_What you need to do_
Copy each of the entries below faithfully, setting aside any pictures.

_Data shown_

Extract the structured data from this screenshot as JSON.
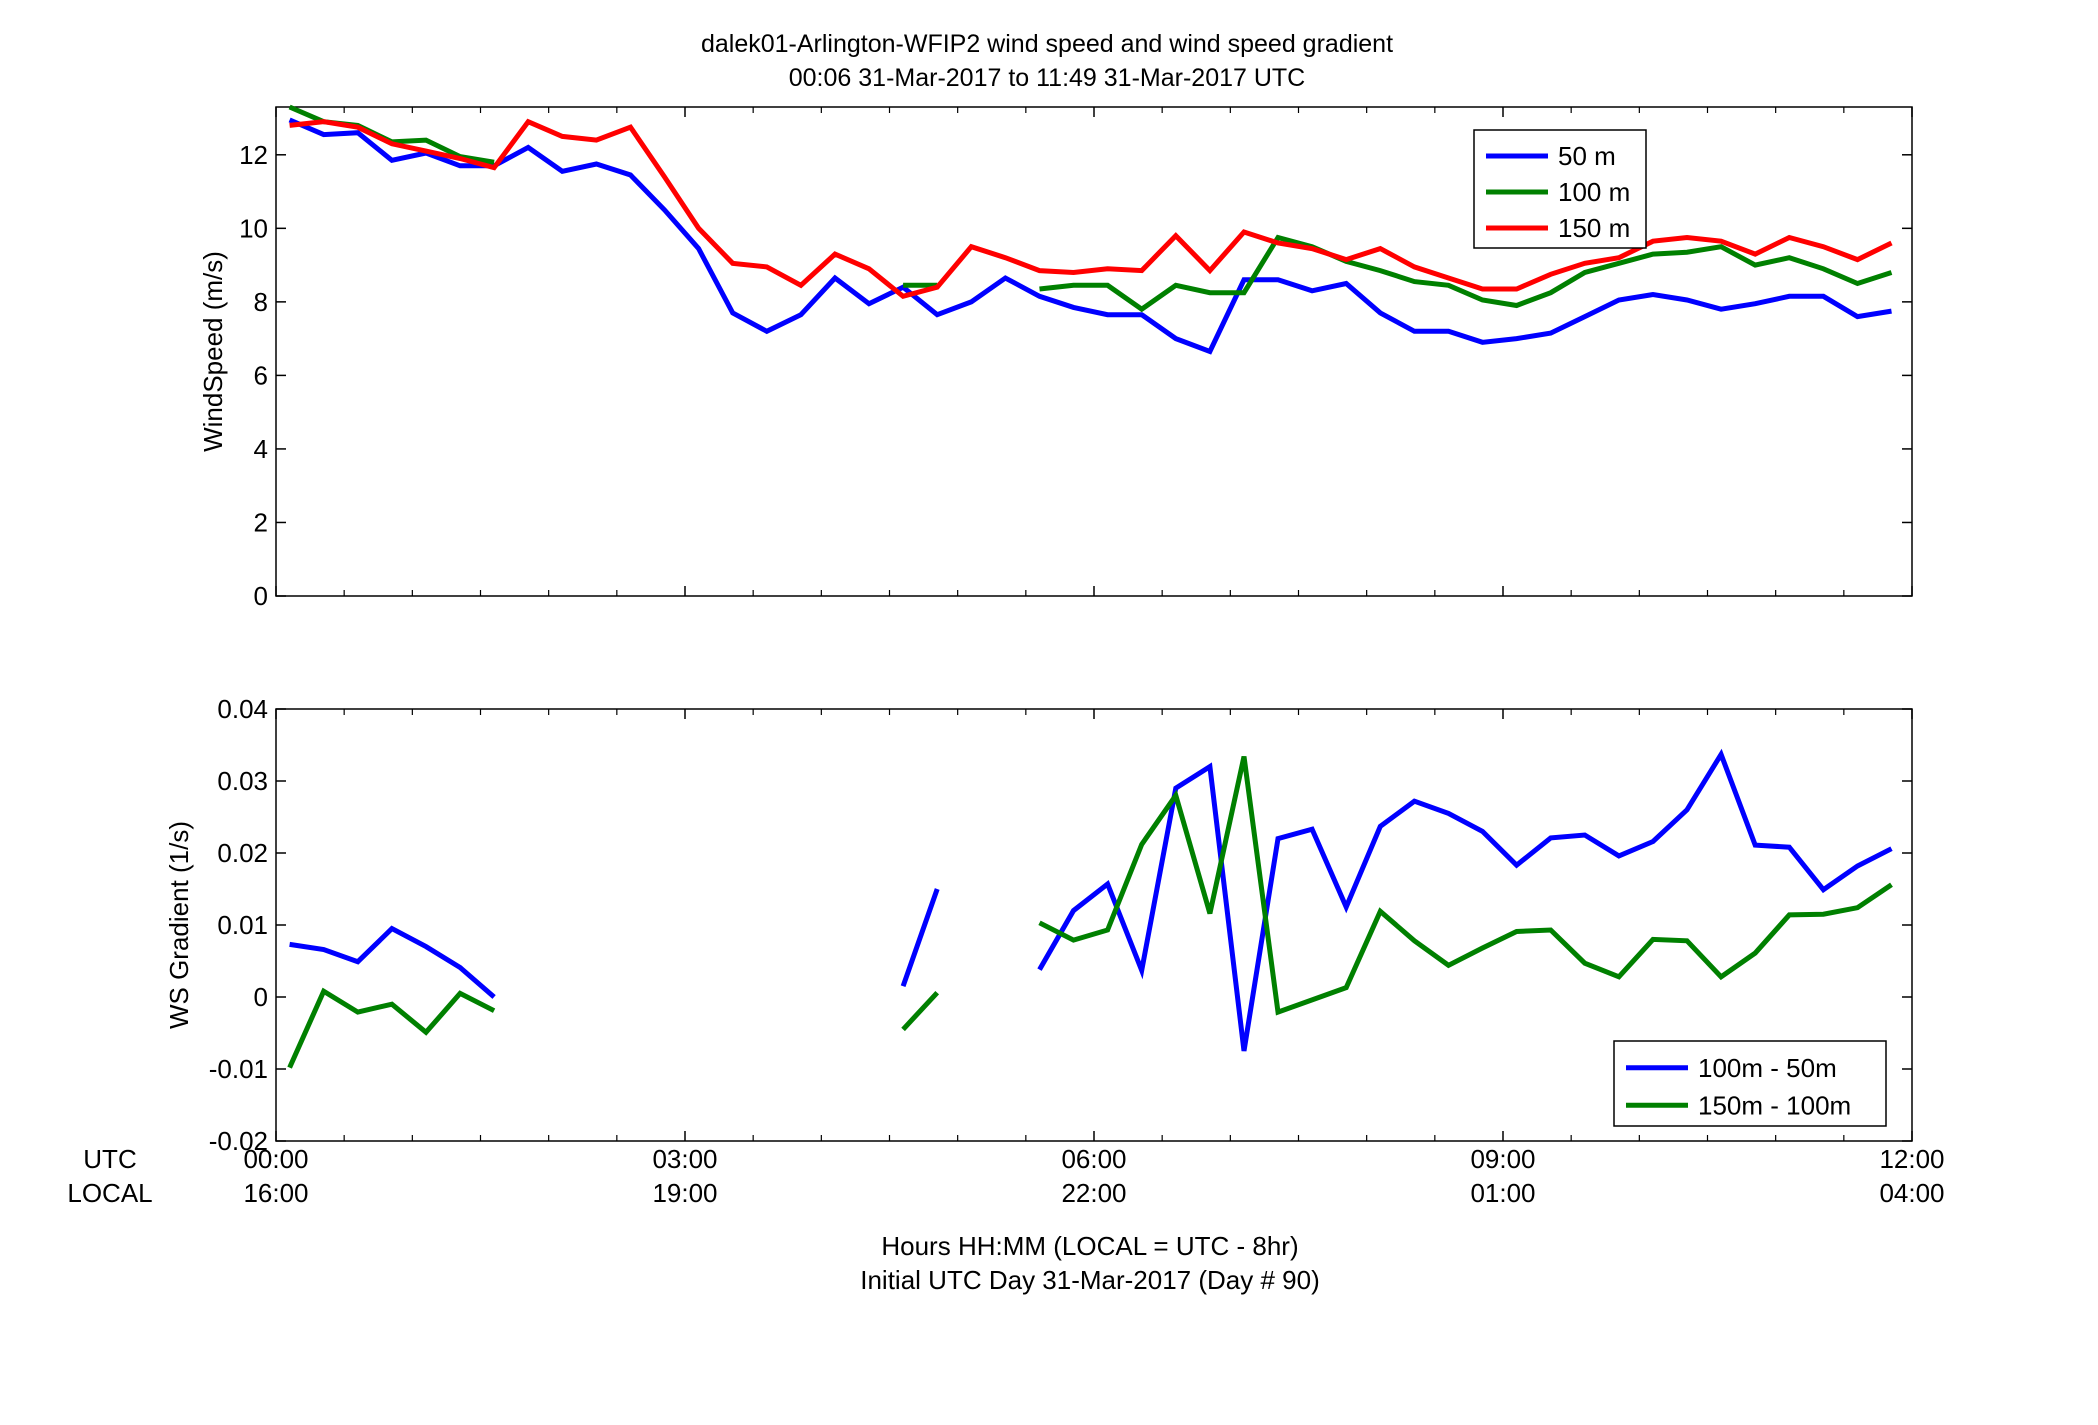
{
  "figure": {
    "title_line1": "dalek01-Arlington-WFIP2  wind speed and wind speed gradient",
    "title_line2": "00:06 31-Mar-2017 to 11:49 31-Mar-2017  UTC",
    "row_label_utc": "UTC",
    "row_label_local": "LOCAL",
    "xlabel_line1": "Hours HH:MM  (LOCAL = UTC - 8hr)",
    "xlabel_line2": "Initial UTC Day 31-Mar-2017 (Day # 90)"
  },
  "chart_data": [
    {
      "type": "line",
      "ylabel": "WindSpeed (m/s)",
      "xlim": [
        0,
        12
      ],
      "ylim": [
        0,
        13.3
      ],
      "x_unit": "hours UTC",
      "x_ticks": [
        0,
        3,
        6,
        9,
        12
      ],
      "x_tick_labels_utc": [
        "00:00",
        "03:00",
        "06:00",
        "09:00",
        "12:00"
      ],
      "x_tick_labels_local": [
        "16:00",
        "19:00",
        "22:00",
        "01:00",
        "04:00"
      ],
      "y_ticks": [
        0,
        2,
        4,
        6,
        8,
        10,
        12
      ],
      "y_tick_labels": [
        "0",
        "2",
        "4",
        "6",
        "8",
        "10",
        "12"
      ],
      "legend_position": "top-right",
      "grid": false,
      "x": [
        0.1,
        0.35,
        0.6,
        0.85,
        1.1,
        1.35,
        1.6,
        1.85,
        2.1,
        2.35,
        2.6,
        2.85,
        3.1,
        3.35,
        3.6,
        3.85,
        4.1,
        4.35,
        4.6,
        4.85,
        5.1,
        5.35,
        5.6,
        5.85,
        6.1,
        6.35,
        6.6,
        6.85,
        7.1,
        7.35,
        7.6,
        7.85,
        8.1,
        8.35,
        8.6,
        8.85,
        9.1,
        9.35,
        9.6,
        9.85,
        10.1,
        10.35,
        10.6,
        10.85,
        11.1,
        11.35,
        11.6,
        11.85
      ],
      "series": [
        {
          "name": "50 m",
          "color": "#0000ff",
          "values": [
            12.95,
            12.55,
            12.6,
            11.85,
            12.05,
            11.7,
            11.7,
            12.2,
            11.55,
            11.75,
            11.45,
            10.5,
            9.45,
            7.7,
            7.2,
            7.65,
            8.65,
            7.95,
            8.4,
            7.65,
            8.0,
            8.65,
            8.15,
            7.85,
            7.65,
            7.65,
            7.0,
            6.65,
            8.6,
            8.6,
            8.3,
            8.5,
            7.7,
            7.2,
            7.2,
            6.9,
            7.0,
            7.15,
            7.6,
            8.05,
            8.2,
            8.05,
            7.8,
            7.95,
            8.15,
            8.15,
            7.6,
            7.75
          ]
        },
        {
          "name": "100 m",
          "color": "#008000",
          "values": [
            13.3,
            12.9,
            12.8,
            12.35,
            12.4,
            11.95,
            11.8,
            null,
            null,
            null,
            null,
            null,
            null,
            null,
            null,
            null,
            null,
            null,
            8.45,
            8.45,
            null,
            null,
            8.35,
            8.45,
            8.45,
            7.8,
            8.45,
            8.25,
            8.25,
            9.75,
            9.5,
            9.1,
            8.85,
            8.55,
            8.45,
            8.05,
            7.9,
            8.25,
            8.8,
            9.05,
            9.3,
            9.35,
            9.5,
            9.0,
            9.2,
            8.9,
            8.5,
            8.8
          ]
        },
        {
          "name": "150 m",
          "color": "#ff0000",
          "values": [
            12.8,
            12.9,
            12.75,
            12.3,
            12.1,
            11.9,
            11.65,
            12.9,
            12.5,
            12.4,
            12.75,
            11.4,
            10.0,
            9.05,
            8.95,
            8.45,
            9.3,
            8.9,
            8.15,
            8.4,
            9.5,
            9.2,
            8.85,
            8.8,
            8.9,
            8.85,
            9.8,
            8.85,
            9.9,
            9.6,
            9.45,
            9.15,
            9.45,
            8.95,
            8.65,
            8.35,
            8.35,
            8.75,
            9.05,
            9.2,
            9.65,
            9.75,
            9.65,
            9.3,
            9.75,
            9.5,
            9.15,
            9.6
          ]
        }
      ]
    },
    {
      "type": "line",
      "ylabel": "WS Gradient (1/s)",
      "xlim": [
        0,
        12
      ],
      "ylim": [
        -0.02,
        0.04
      ],
      "x_unit": "hours UTC",
      "x_ticks": [
        0,
        3,
        6,
        9,
        12
      ],
      "y_ticks": [
        -0.02,
        -0.01,
        0,
        0.01,
        0.02,
        0.03,
        0.04
      ],
      "y_tick_labels": [
        "-0.02",
        "-0.01",
        "0",
        "0.01",
        "0.02",
        "0.03",
        "0.04"
      ],
      "legend_position": "bottom-right",
      "grid": false,
      "x": [
        0.1,
        0.35,
        0.6,
        0.85,
        1.1,
        1.35,
        1.6,
        1.85,
        2.1,
        2.35,
        2.6,
        2.85,
        3.1,
        3.35,
        3.6,
        3.85,
        4.1,
        4.35,
        4.6,
        4.85,
        5.1,
        5.35,
        5.6,
        5.85,
        6.1,
        6.35,
        6.6,
        6.85,
        7.1,
        7.35,
        7.6,
        7.85,
        8.1,
        8.35,
        8.6,
        8.85,
        9.1,
        9.35,
        9.6,
        9.85,
        10.1,
        10.35,
        10.6,
        10.85,
        11.1,
        11.35,
        11.6,
        11.85
      ],
      "series": [
        {
          "name": "100m - 50m",
          "color": "#0000ff",
          "values": [
            0.0073,
            0.0066,
            0.0049,
            0.0095,
            0.007,
            0.0041,
            0.0,
            null,
            null,
            null,
            null,
            null,
            null,
            null,
            null,
            null,
            null,
            null,
            0.0015,
            0.015,
            null,
            null,
            0.0038,
            0.012,
            0.0157,
            0.0037,
            0.029,
            0.032,
            -0.0075,
            0.022,
            0.0233,
            0.0125,
            0.0237,
            0.0272,
            0.0255,
            0.023,
            0.0183,
            0.0221,
            0.0225,
            0.0196,
            0.0216,
            0.026,
            0.0337,
            0.0211,
            0.0208,
            0.0149,
            0.0182,
            0.0206
          ]
        },
        {
          "name": "150m - 100m",
          "color": "#008000",
          "values": [
            -0.0098,
            0.0008,
            -0.0021,
            -0.001,
            -0.0049,
            0.0005,
            -0.0019,
            null,
            null,
            null,
            null,
            null,
            null,
            null,
            null,
            null,
            null,
            null,
            -0.0045,
            0.0006,
            null,
            null,
            0.0103,
            0.0079,
            0.0093,
            0.0212,
            0.028,
            0.0116,
            0.0334,
            -0.0021,
            -0.0004,
            0.0013,
            0.0119,
            0.0078,
            0.0044,
            0.0068,
            0.0091,
            0.0093,
            0.0047,
            0.0028,
            0.008,
            0.0078,
            0.0028,
            0.0061,
            0.0114,
            0.0115,
            0.0124,
            0.0156
          ]
        }
      ]
    }
  ]
}
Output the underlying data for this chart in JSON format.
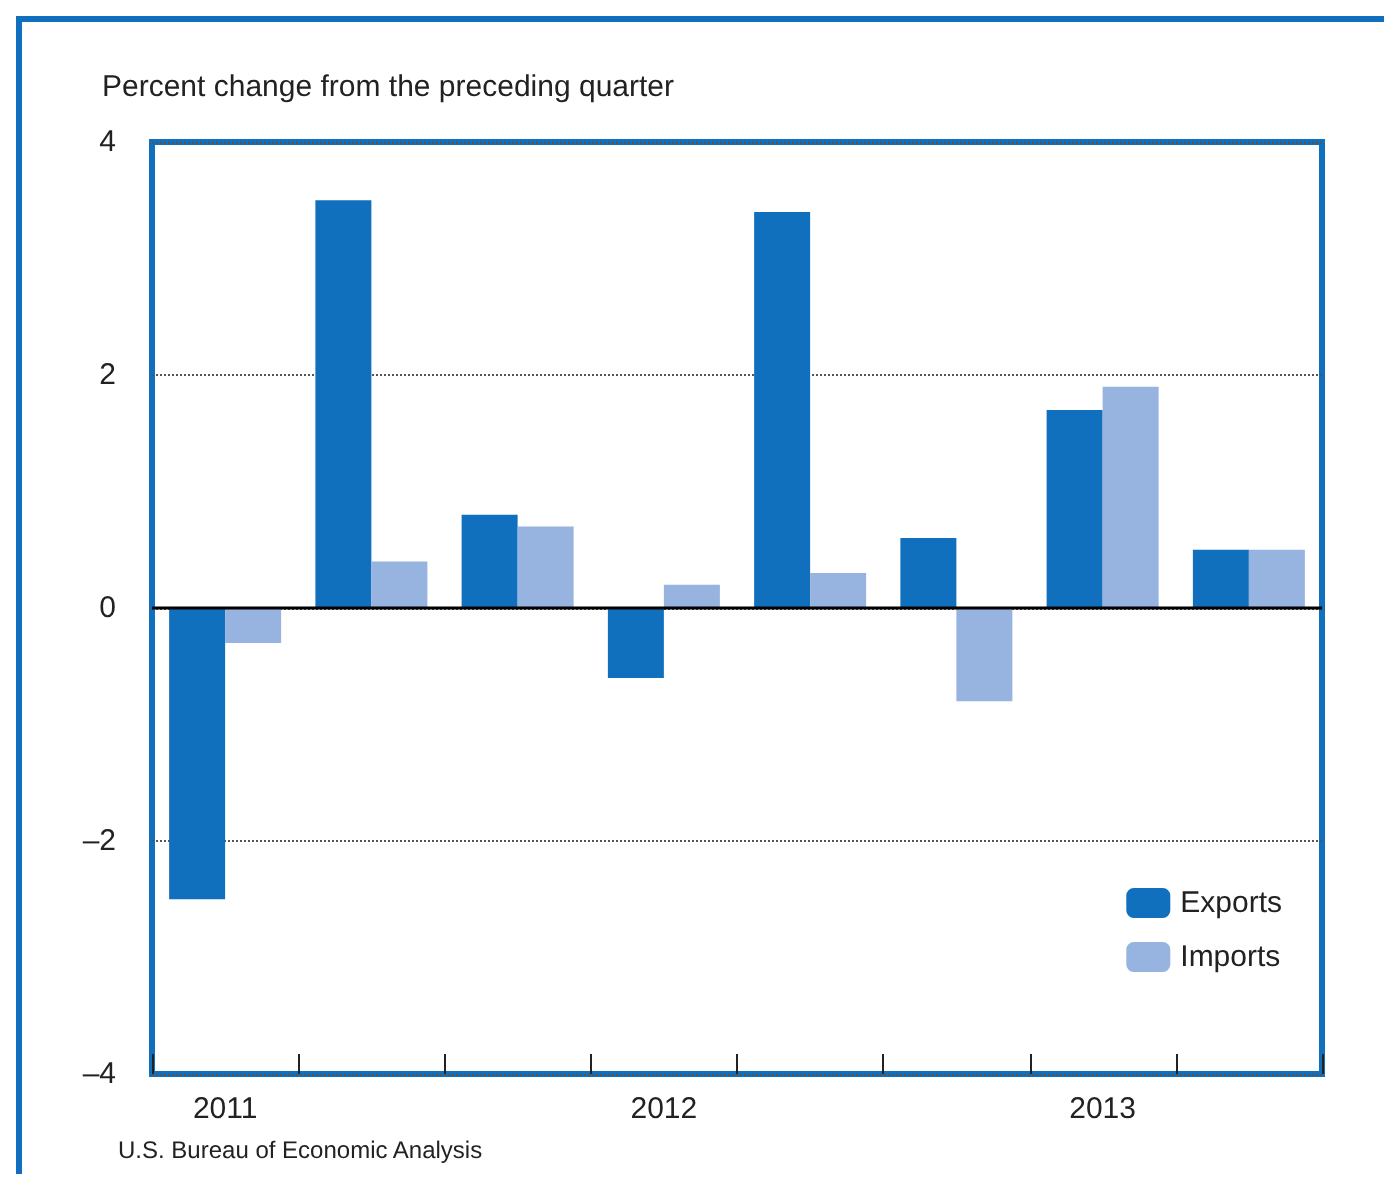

_Written reply_
Extract the structured data from this screenshot as JSON.
{
  "figure": {
    "title_line1": "dalek01-Arlington-WFIP2  wind speed and wind speed gradient",
    "title_line2": "00:06 31-Mar-2017 to 11:49 31-Mar-2017  UTC",
    "row_label_utc": "UTC",
    "row_label_local": "LOCAL",
    "xlabel_line1": "Hours HH:MM  (LOCAL = UTC - 8hr)",
    "xlabel_line2": "Initial UTC Day 31-Mar-2017 (Day # 90)"
  },
  "chart_data": [
    {
      "type": "line",
      "ylabel": "WindSpeed (m/s)",
      "xlim": [
        0,
        12
      ],
      "ylim": [
        0,
        13.3
      ],
      "x_unit": "hours UTC",
      "x_ticks": [
        0,
        3,
        6,
        9,
        12
      ],
      "x_tick_labels_utc": [
        "00:00",
        "03:00",
        "06:00",
        "09:00",
        "12:00"
      ],
      "x_tick_labels_local": [
        "16:00",
        "19:00",
        "22:00",
        "01:00",
        "04:00"
      ],
      "y_ticks": [
        0,
        2,
        4,
        6,
        8,
        10,
        12
      ],
      "y_tick_labels": [
        "0",
        "2",
        "4",
        "6",
        "8",
        "10",
        "12"
      ],
      "legend_position": "top-right",
      "grid": false,
      "x": [
        0.1,
        0.35,
        0.6,
        0.85,
        1.1,
        1.35,
        1.6,
        1.85,
        2.1,
        2.35,
        2.6,
        2.85,
        3.1,
        3.35,
        3.6,
        3.85,
        4.1,
        4.35,
        4.6,
        4.85,
        5.1,
        5.35,
        5.6,
        5.85,
        6.1,
        6.35,
        6.6,
        6.85,
        7.1,
        7.35,
        7.6,
        7.85,
        8.1,
        8.35,
        8.6,
        8.85,
        9.1,
        9.35,
        9.6,
        9.85,
        10.1,
        10.35,
        10.6,
        10.85,
        11.1,
        11.35,
        11.6,
        11.85
      ],
      "series": [
        {
          "name": "50 m",
          "color": "#0000ff",
          "values": [
            12.95,
            12.55,
            12.6,
            11.85,
            12.05,
            11.7,
            11.7,
            12.2,
            11.55,
            11.75,
            11.45,
            10.5,
            9.45,
            7.7,
            7.2,
            7.65,
            8.65,
            7.95,
            8.4,
            7.65,
            8.0,
            8.65,
            8.15,
            7.85,
            7.65,
            7.65,
            7.0,
            6.65,
            8.6,
            8.6,
            8.3,
            8.5,
            7.7,
            7.2,
            7.2,
            6.9,
            7.0,
            7.15,
            7.6,
            8.05,
            8.2,
            8.05,
            7.8,
            7.95,
            8.15,
            8.15,
            7.6,
            7.75
          ]
        },
        {
          "name": "100 m",
          "color": "#008000",
          "values": [
            13.3,
            12.9,
            12.8,
            12.35,
            12.4,
            11.95,
            11.8,
            null,
            null,
            null,
            null,
            null,
            null,
            null,
            null,
            null,
            null,
            null,
            8.45,
            8.45,
            null,
            null,
            8.35,
            8.45,
            8.45,
            7.8,
            8.45,
            8.25,
            8.25,
            9.75,
            9.5,
            9.1,
            8.85,
            8.55,
            8.45,
            8.05,
            7.9,
            8.25,
            8.8,
            9.05,
            9.3,
            9.35,
            9.5,
            9.0,
            9.2,
            8.9,
            8.5,
            8.8
          ]
        },
        {
          "name": "150 m",
          "color": "#ff0000",
          "values": [
            12.8,
            12.9,
            12.75,
            12.3,
            12.1,
            11.9,
            11.65,
            12.9,
            12.5,
            12.4,
            12.75,
            11.4,
            10.0,
            9.05,
            8.95,
            8.45,
            9.3,
            8.9,
            8.15,
            8.4,
            9.5,
            9.2,
            8.85,
            8.8,
            8.9,
            8.85,
            9.8,
            8.85,
            9.9,
            9.6,
            9.45,
            9.15,
            9.45,
            8.95,
            8.65,
            8.35,
            8.35,
            8.75,
            9.05,
            9.2,
            9.65,
            9.75,
            9.65,
            9.3,
            9.75,
            9.5,
            9.15,
            9.6
          ]
        }
      ]
    },
    {
      "type": "line",
      "ylabel": "WS Gradient (1/s)",
      "xlim": [
        0,
        12
      ],
      "ylim": [
        -0.02,
        0.04
      ],
      "x_unit": "hours UTC",
      "x_ticks": [
        0,
        3,
        6,
        9,
        12
      ],
      "y_ticks": [
        -0.02,
        -0.01,
        0,
        0.01,
        0.02,
        0.03,
        0.04
      ],
      "y_tick_labels": [
        "-0.02",
        "-0.01",
        "0",
        "0.01",
        "0.02",
        "0.03",
        "0.04"
      ],
      "legend_position": "bottom-right",
      "grid": false,
      "x": [
        0.1,
        0.35,
        0.6,
        0.85,
        1.1,
        1.35,
        1.6,
        1.85,
        2.1,
        2.35,
        2.6,
        2.85,
        3.1,
        3.35,
        3.6,
        3.85,
        4.1,
        4.35,
        4.6,
        4.85,
        5.1,
        5.35,
        5.6,
        5.85,
        6.1,
        6.35,
        6.6,
        6.85,
        7.1,
        7.35,
        7.6,
        7.85,
        8.1,
        8.35,
        8.6,
        8.85,
        9.1,
        9.35,
        9.6,
        9.85,
        10.1,
        10.35,
        10.6,
        10.85,
        11.1,
        11.35,
        11.6,
        11.85
      ],
      "series": [
        {
          "name": "100m - 50m",
          "color": "#0000ff",
          "values": [
            0.0073,
            0.0066,
            0.0049,
            0.0095,
            0.007,
            0.0041,
            0.0,
            null,
            null,
            null,
            null,
            null,
            null,
            null,
            null,
            null,
            null,
            null,
            0.0015,
            0.015,
            null,
            null,
            0.0038,
            0.012,
            0.0157,
            0.0037,
            0.029,
            0.032,
            -0.0075,
            0.022,
            0.0233,
            0.0125,
            0.0237,
            0.0272,
            0.0255,
            0.023,
            0.0183,
            0.0221,
            0.0225,
            0.0196,
            0.0216,
            0.026,
            0.0337,
            0.0211,
            0.0208,
            0.0149,
            0.0182,
            0.0206
          ]
        },
        {
          "name": "150m - 100m",
          "color": "#008000",
          "values": [
            -0.0098,
            0.0008,
            -0.0021,
            -0.001,
            -0.0049,
            0.0005,
            -0.0019,
            null,
            null,
            null,
            null,
            null,
            null,
            null,
            null,
            null,
            null,
            null,
            -0.0045,
            0.0006,
            null,
            null,
            0.0103,
            0.0079,
            0.0093,
            0.0212,
            0.028,
            0.0116,
            0.0334,
            -0.0021,
            -0.0004,
            0.0013,
            0.0119,
            0.0078,
            0.0044,
            0.0068,
            0.0091,
            0.0093,
            0.0047,
            0.0028,
            0.008,
            0.0078,
            0.0028,
            0.0061,
            0.0114,
            0.0115,
            0.0124,
            0.0156
          ]
        }
      ]
    }
  ]
}
Output the underlying data for this chart in JSON format.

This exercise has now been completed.